## Goal of the exercise
Please restate the following records word for word.

[Data entries]
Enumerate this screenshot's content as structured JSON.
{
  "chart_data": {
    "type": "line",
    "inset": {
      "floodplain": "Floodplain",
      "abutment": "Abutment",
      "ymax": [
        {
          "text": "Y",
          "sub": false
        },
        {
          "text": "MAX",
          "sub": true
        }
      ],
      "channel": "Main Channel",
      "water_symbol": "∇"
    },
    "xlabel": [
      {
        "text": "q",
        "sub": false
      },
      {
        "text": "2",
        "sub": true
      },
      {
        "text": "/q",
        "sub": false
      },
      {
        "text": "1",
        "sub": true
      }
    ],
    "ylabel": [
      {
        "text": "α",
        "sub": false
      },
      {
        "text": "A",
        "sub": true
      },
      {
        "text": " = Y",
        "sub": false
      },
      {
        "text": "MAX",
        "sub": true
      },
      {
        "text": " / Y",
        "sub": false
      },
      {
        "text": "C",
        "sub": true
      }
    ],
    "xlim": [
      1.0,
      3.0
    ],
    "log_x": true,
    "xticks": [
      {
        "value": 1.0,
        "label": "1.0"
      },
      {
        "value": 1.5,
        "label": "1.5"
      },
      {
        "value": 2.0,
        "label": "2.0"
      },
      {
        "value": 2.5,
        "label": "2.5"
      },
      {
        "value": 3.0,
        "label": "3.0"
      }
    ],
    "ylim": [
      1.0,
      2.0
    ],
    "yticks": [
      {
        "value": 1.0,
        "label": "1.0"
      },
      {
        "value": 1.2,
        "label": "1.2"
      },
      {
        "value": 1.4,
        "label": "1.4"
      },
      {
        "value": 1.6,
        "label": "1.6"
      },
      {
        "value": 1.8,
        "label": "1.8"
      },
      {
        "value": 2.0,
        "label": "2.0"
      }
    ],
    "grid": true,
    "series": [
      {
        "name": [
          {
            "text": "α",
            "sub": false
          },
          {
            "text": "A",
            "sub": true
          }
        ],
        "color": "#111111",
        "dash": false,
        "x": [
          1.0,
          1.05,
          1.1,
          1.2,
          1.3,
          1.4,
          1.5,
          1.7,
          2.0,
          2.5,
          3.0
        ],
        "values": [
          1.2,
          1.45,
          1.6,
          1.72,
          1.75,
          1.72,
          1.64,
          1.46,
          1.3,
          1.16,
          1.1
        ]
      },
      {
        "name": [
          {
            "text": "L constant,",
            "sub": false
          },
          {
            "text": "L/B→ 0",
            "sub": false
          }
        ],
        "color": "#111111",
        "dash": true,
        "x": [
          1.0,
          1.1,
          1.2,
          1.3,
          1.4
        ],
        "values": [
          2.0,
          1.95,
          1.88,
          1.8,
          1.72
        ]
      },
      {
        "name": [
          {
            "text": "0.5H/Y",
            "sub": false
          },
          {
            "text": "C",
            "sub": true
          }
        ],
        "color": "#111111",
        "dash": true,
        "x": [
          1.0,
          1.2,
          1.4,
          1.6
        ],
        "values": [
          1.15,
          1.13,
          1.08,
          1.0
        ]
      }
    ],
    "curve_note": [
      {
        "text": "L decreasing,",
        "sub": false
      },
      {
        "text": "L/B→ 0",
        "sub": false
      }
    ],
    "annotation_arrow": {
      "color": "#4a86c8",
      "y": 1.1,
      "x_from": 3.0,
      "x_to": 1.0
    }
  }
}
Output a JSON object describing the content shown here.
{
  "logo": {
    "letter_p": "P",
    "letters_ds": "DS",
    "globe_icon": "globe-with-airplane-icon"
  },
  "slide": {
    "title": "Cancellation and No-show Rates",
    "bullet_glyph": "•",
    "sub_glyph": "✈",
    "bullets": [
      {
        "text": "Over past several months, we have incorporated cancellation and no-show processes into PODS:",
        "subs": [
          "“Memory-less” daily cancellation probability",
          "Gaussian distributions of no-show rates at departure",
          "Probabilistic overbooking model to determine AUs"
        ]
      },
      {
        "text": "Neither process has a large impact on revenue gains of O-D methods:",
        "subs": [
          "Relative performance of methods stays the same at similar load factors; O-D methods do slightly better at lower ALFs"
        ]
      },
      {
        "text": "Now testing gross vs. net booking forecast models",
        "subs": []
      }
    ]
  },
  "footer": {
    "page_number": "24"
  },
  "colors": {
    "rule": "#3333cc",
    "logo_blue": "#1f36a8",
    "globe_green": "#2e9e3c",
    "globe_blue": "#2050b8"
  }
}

## The result
Enumerate this screenshot's content as structured JSON.
{
  "chart_data": {
    "type": "line",
    "inset": {
      "floodplain": "Floodplain",
      "abutment": "Abutment",
      "ymax": [
        {
          "text": "Y",
          "sub": false
        },
        {
          "text": "MAX",
          "sub": true
        }
      ],
      "channel": "Main Channel",
      "water_symbol": "∇"
    },
    "xlabel": [
      {
        "text": "q",
        "sub": false
      },
      {
        "text": "2",
        "sub": true
      },
      {
        "text": "/q",
        "sub": false
      },
      {
        "text": "1",
        "sub": true
      }
    ],
    "ylabel": [
      {
        "text": "α",
        "sub": false
      },
      {
        "text": "A",
        "sub": true
      },
      {
        "text": " = Y",
        "sub": false
      },
      {
        "text": "MAX",
        "sub": true
      },
      {
        "text": " / Y",
        "sub": false
      },
      {
        "text": "C",
        "sub": true
      }
    ],
    "xlim": [
      1.0,
      3.0
    ],
    "log_x": true,
    "xticks": [
      {
        "value": 1.0,
        "label": "1.0"
      },
      {
        "value": 1.5,
        "label": "1.5"
      },
      {
        "value": 2.0,
        "label": "2.0"
      },
      {
        "value": 2.5,
        "label": "2.5"
      },
      {
        "value": 3.0,
        "label": "3.0"
      }
    ],
    "ylim": [
      1.0,
      2.0
    ],
    "yticks": [
      {
        "value": 1.0,
        "label": "1.0"
      },
      {
        "value": 1.2,
        "label": "1.2"
      },
      {
        "value": 1.4,
        "label": "1.4"
      },
      {
        "value": 1.6,
        "label": "1.6"
      },
      {
        "value": 1.8,
        "label": "1.8"
      },
      {
        "value": 2.0,
        "label": "2.0"
      }
    ],
    "grid": true,
    "series": [
      {
        "name": [
          {
            "text": "α",
            "sub": false
          },
          {
            "text": "A",
            "sub": true
          }
        ],
        "color": "#111111",
        "dash": false,
        "x": [
          1.0,
          1.05,
          1.1,
          1.2,
          1.3,
          1.4,
          1.5,
          1.7,
          2.0,
          2.5,
          3.0
        ],
        "values": [
          1.2,
          1.45,
          1.6,
          1.72,
          1.75,
          1.72,
          1.64,
          1.46,
          1.3,
          1.16,
          1.1
        ]
      },
      {
        "name": [
          {
            "text": "L constant,",
            "sub": false
          },
          {
            "text": "L/B→ 0",
            "sub": false
          }
        ],
        "color": "#111111",
        "dash": true,
        "x": [
          1.0,
          1.1,
          1.2,
          1.3,
          1.4
        ],
        "values": [
          2.0,
          1.95,
          1.88,
          1.8,
          1.72
        ]
      },
      {
        "name": [
          {
            "text": "0.5H/Y",
            "sub": false
          },
          {
            "text": "C",
            "sub": true
          }
        ],
        "color": "#111111",
        "dash": true,
        "x": [
          1.0,
          1.2,
          1.4,
          1.6
        ],
        "values": [
          1.15,
          1.13,
          1.08,
          1.0
        ]
      }
    ],
    "curve_note": [
      {
        "text": "L decreasing,",
        "sub": false
      },
      {
        "text": "L/B→ 0",
        "sub": false
      }
    ],
    "annotation_arrow": {
      "color": "#4a86c8",
      "y": 1.1,
      "x_from": 3.0,
      "x_to": 1.0
    }
  }
}
Output a JSON object describing the content shown here.
{
  "logo": {
    "letter_p": "P",
    "letters_ds": "DS",
    "globe_icon": "globe-with-airplane-icon"
  },
  "slide": {
    "title": "Cancellation and No-show Rates",
    "bullet_glyph": "•",
    "sub_glyph": "✈",
    "bullets": [
      {
        "text": "Over past several months, we have incorporated cancellation and no-show processes into PODS:",
        "subs": [
          "“Memory-less” daily cancellation probability",
          "Gaussian distributions of no-show rates at departure",
          "Probabilistic overbooking model to determine AUs"
        ]
      },
      {
        "text": "Neither process has a large impact on revenue gains of O-D methods:",
        "subs": [
          "Relative performance of methods stays the same at similar load factors; O-D methods do slightly better at lower ALFs"
        ]
      },
      {
        "text": "Now testing gross vs. net booking forecast models",
        "subs": []
      }
    ]
  },
  "footer": {
    "page_number": "24"
  },
  "colors": {
    "rule": "#3333cc",
    "logo_blue": "#1f36a8",
    "globe_green": "#2e9e3c",
    "globe_blue": "#2050b8"
  }
}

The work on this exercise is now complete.